WHAT TO WORK ON →
Every record should be written out exactly, please.

[Dataset rows about figures]

****************

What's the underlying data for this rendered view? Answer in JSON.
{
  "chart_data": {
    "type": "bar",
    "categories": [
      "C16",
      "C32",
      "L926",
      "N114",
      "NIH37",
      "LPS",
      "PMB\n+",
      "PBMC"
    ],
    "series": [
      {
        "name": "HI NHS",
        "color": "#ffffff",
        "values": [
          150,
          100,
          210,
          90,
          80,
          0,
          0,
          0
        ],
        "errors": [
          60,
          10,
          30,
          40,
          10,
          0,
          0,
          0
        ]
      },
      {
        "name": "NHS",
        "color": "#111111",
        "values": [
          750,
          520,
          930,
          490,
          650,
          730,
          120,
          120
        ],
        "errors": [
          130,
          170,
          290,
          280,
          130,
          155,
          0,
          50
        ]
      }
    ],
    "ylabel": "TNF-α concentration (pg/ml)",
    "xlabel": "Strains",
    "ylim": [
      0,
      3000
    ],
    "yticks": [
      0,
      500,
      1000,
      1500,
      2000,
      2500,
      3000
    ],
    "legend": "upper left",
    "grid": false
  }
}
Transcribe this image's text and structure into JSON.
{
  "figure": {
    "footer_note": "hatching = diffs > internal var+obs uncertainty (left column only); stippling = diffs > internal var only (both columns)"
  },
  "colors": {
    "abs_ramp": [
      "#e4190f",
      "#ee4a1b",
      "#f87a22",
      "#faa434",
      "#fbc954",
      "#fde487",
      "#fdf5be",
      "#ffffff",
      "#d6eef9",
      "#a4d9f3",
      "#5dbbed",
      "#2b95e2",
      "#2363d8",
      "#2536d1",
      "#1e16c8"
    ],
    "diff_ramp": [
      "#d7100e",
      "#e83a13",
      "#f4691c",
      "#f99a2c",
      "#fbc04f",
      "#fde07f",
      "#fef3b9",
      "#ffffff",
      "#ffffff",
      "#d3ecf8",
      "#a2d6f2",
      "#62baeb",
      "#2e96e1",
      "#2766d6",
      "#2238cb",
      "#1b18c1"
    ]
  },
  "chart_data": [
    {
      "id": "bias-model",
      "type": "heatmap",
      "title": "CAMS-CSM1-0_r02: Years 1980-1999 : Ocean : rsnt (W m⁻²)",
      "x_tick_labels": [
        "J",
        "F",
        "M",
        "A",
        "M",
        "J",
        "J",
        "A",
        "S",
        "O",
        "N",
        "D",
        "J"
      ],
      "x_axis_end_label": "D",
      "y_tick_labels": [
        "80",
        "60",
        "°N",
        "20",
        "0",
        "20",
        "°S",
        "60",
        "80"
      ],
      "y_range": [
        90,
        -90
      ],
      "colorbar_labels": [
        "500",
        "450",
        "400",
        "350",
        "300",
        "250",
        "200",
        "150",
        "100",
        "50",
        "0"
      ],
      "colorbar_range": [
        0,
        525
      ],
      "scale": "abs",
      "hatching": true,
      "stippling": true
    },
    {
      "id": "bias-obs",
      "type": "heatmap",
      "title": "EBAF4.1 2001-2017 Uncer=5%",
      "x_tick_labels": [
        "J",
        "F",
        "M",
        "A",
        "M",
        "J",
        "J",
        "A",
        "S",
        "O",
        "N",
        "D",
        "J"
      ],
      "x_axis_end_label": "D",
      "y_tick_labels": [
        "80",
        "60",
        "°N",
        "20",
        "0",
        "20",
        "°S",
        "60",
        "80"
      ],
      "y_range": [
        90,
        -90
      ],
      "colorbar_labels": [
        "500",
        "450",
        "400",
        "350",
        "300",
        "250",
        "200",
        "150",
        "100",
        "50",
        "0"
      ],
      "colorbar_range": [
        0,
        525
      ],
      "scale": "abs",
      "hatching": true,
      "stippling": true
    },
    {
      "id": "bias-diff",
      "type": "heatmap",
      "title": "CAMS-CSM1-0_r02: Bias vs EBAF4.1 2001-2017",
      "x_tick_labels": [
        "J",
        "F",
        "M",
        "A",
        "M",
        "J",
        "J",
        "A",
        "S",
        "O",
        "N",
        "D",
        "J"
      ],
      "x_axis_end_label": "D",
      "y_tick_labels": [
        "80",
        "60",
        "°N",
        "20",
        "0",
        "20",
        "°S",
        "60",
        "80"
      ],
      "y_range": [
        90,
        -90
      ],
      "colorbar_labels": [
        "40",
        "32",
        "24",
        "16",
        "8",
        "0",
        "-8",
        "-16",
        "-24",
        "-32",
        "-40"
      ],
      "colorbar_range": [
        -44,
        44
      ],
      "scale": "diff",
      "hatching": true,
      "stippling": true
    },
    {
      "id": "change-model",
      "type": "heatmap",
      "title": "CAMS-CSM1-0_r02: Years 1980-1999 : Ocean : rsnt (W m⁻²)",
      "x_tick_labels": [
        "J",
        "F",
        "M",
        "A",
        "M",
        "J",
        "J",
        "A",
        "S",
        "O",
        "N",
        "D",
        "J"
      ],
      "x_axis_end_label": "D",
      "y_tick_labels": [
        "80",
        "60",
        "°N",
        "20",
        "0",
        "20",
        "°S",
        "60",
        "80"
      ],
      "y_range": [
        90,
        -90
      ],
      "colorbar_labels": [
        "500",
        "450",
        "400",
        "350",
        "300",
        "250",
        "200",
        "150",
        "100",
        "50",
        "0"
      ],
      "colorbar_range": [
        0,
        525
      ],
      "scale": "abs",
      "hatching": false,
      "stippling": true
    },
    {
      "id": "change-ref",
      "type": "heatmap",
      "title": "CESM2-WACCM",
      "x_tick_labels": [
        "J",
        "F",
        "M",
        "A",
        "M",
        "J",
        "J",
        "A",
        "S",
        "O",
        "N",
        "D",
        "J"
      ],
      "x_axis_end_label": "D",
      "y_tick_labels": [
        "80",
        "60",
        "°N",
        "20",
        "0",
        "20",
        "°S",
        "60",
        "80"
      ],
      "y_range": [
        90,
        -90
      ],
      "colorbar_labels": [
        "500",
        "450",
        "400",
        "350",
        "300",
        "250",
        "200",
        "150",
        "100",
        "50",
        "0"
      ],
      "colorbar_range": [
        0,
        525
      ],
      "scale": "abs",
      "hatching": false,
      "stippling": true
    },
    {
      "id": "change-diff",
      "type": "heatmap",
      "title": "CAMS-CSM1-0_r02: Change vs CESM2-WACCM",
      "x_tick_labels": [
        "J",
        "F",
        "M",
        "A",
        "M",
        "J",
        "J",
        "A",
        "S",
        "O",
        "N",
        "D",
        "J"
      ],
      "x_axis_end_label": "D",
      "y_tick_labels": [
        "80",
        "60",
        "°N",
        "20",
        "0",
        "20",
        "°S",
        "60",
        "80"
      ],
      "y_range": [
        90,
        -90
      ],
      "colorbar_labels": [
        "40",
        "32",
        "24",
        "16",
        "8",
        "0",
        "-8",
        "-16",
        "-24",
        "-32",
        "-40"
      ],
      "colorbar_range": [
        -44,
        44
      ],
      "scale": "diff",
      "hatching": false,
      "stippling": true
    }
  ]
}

****************

RESULT OF THIS TASK →
What's the underlying data for this rendered view? Answer in JSON.
{
  "chart_data": {
    "type": "bar",
    "categories": [
      "C16",
      "C32",
      "L926",
      "N114",
      "NIH37",
      "LPS",
      "PMB\n+",
      "PBMC"
    ],
    "series": [
      {
        "name": "HI NHS",
        "color": "#ffffff",
        "values": [
          150,
          100,
          210,
          90,
          80,
          0,
          0,
          0
        ],
        "errors": [
          60,
          10,
          30,
          40,
          10,
          0,
          0,
          0
        ]
      },
      {
        "name": "NHS",
        "color": "#111111",
        "values": [
          750,
          520,
          930,
          490,
          650,
          730,
          120,
          120
        ],
        "errors": [
          130,
          170,
          290,
          280,
          130,
          155,
          0,
          50
        ]
      }
    ],
    "ylabel": "TNF-α concentration (pg/ml)",
    "xlabel": "Strains",
    "ylim": [
      0,
      3000
    ],
    "yticks": [
      0,
      500,
      1000,
      1500,
      2000,
      2500,
      3000
    ],
    "legend": "upper left",
    "grid": false
  }
}
Transcribe this image's text and structure into JSON.
{
  "figure": {
    "footer_note": "hatching = diffs > internal var+obs uncertainty (left column only); stippling = diffs > internal var only (both columns)"
  },
  "colors": {
    "abs_ramp": [
      "#e4190f",
      "#ee4a1b",
      "#f87a22",
      "#faa434",
      "#fbc954",
      "#fde487",
      "#fdf5be",
      "#ffffff",
      "#d6eef9",
      "#a4d9f3",
      "#5dbbed",
      "#2b95e2",
      "#2363d8",
      "#2536d1",
      "#1e16c8"
    ],
    "diff_ramp": [
      "#d7100e",
      "#e83a13",
      "#f4691c",
      "#f99a2c",
      "#fbc04f",
      "#fde07f",
      "#fef3b9",
      "#ffffff",
      "#ffffff",
      "#d3ecf8",
      "#a2d6f2",
      "#62baeb",
      "#2e96e1",
      "#2766d6",
      "#2238cb",
      "#1b18c1"
    ]
  },
  "chart_data": [
    {
      "id": "bias-model",
      "type": "heatmap",
      "title": "CAMS-CSM1-0_r02: Years 1980-1999 : Ocean : rsnt (W m⁻²)",
      "x_tick_labels": [
        "J",
        "F",
        "M",
        "A",
        "M",
        "J",
        "J",
        "A",
        "S",
        "O",
        "N",
        "D",
        "J"
      ],
      "x_axis_end_label": "D",
      "y_tick_labels": [
        "80",
        "60",
        "°N",
        "20",
        "0",
        "20",
        "°S",
        "60",
        "80"
      ],
      "y_range": [
        90,
        -90
      ],
      "colorbar_labels": [
        "500",
        "450",
        "400",
        "350",
        "300",
        "250",
        "200",
        "150",
        "100",
        "50",
        "0"
      ],
      "colorbar_range": [
        0,
        525
      ],
      "scale": "abs",
      "hatching": true,
      "stippling": true
    },
    {
      "id": "bias-obs",
      "type": "heatmap",
      "title": "EBAF4.1 2001-2017 Uncer=5%",
      "x_tick_labels": [
        "J",
        "F",
        "M",
        "A",
        "M",
        "J",
        "J",
        "A",
        "S",
        "O",
        "N",
        "D",
        "J"
      ],
      "x_axis_end_label": "D",
      "y_tick_labels": [
        "80",
        "60",
        "°N",
        "20",
        "0",
        "20",
        "°S",
        "60",
        "80"
      ],
      "y_range": [
        90,
        -90
      ],
      "colorbar_labels": [
        "500",
        "450",
        "400",
        "350",
        "300",
        "250",
        "200",
        "150",
        "100",
        "50",
        "0"
      ],
      "colorbar_range": [
        0,
        525
      ],
      "scale": "abs",
      "hatching": true,
      "stippling": true
    },
    {
      "id": "bias-diff",
      "type": "heatmap",
      "title": "CAMS-CSM1-0_r02: Bias vs EBAF4.1 2001-2017",
      "x_tick_labels": [
        "J",
        "F",
        "M",
        "A",
        "M",
        "J",
        "J",
        "A",
        "S",
        "O",
        "N",
        "D",
        "J"
      ],
      "x_axis_end_label": "D",
      "y_tick_labels": [
        "80",
        "60",
        "°N",
        "20",
        "0",
        "20",
        "°S",
        "60",
        "80"
      ],
      "y_range": [
        90,
        -90
      ],
      "colorbar_labels": [
        "40",
        "32",
        "24",
        "16",
        "8",
        "0",
        "-8",
        "-16",
        "-24",
        "-32",
        "-40"
      ],
      "colorbar_range": [
        -44,
        44
      ],
      "scale": "diff",
      "hatching": true,
      "stippling": true
    },
    {
      "id": "change-model",
      "type": "heatmap",
      "title": "CAMS-CSM1-0_r02: Years 1980-1999 : Ocean : rsnt (W m⁻²)",
      "x_tick_labels": [
        "J",
        "F",
        "M",
        "A",
        "M",
        "J",
        "J",
        "A",
        "S",
        "O",
        "N",
        "D",
        "J"
      ],
      "x_axis_end_label": "D",
      "y_tick_labels": [
        "80",
        "60",
        "°N",
        "20",
        "0",
        "20",
        "°S",
        "60",
        "80"
      ],
      "y_range": [
        90,
        -90
      ],
      "colorbar_labels": [
        "500",
        "450",
        "400",
        "350",
        "300",
        "250",
        "200",
        "150",
        "100",
        "50",
        "0"
      ],
      "colorbar_range": [
        0,
        525
      ],
      "scale": "abs",
      "hatching": false,
      "stippling": true
    },
    {
      "id": "change-ref",
      "type": "heatmap",
      "title": "CESM2-WACCM",
      "x_tick_labels": [
        "J",
        "F",
        "M",
        "A",
        "M",
        "J",
        "J",
        "A",
        "S",
        "O",
        "N",
        "D",
        "J"
      ],
      "x_axis_end_label": "D",
      "y_tick_labels": [
        "80",
        "60",
        "°N",
        "20",
        "0",
        "20",
        "°S",
        "60",
        "80"
      ],
      "y_range": [
        90,
        -90
      ],
      "colorbar_labels": [
        "500",
        "450",
        "400",
        "350",
        "300",
        "250",
        "200",
        "150",
        "100",
        "50",
        "0"
      ],
      "colorbar_range": [
        0,
        525
      ],
      "scale": "abs",
      "hatching": false,
      "stippling": true
    },
    {
      "id": "change-diff",
      "type": "heatmap",
      "title": "CAMS-CSM1-0_r02: Change vs CESM2-WACCM",
      "x_tick_labels": [
        "J",
        "F",
        "M",
        "A",
        "M",
        "J",
        "J",
        "A",
        "S",
        "O",
        "N",
        "D",
        "J"
      ],
      "x_axis_end_label": "D",
      "y_tick_labels": [
        "80",
        "60",
        "°N",
        "20",
        "0",
        "20",
        "°S",
        "60",
        "80"
      ],
      "y_range": [
        90,
        -90
      ],
      "colorbar_labels": [
        "40",
        "32",
        "24",
        "16",
        "8",
        "0",
        "-8",
        "-16",
        "-24",
        "-32",
        "-40"
      ],
      "colorbar_range": [
        -44,
        44
      ],
      "scale": "diff",
      "hatching": false,
      "stippling": true
    }
  ]
}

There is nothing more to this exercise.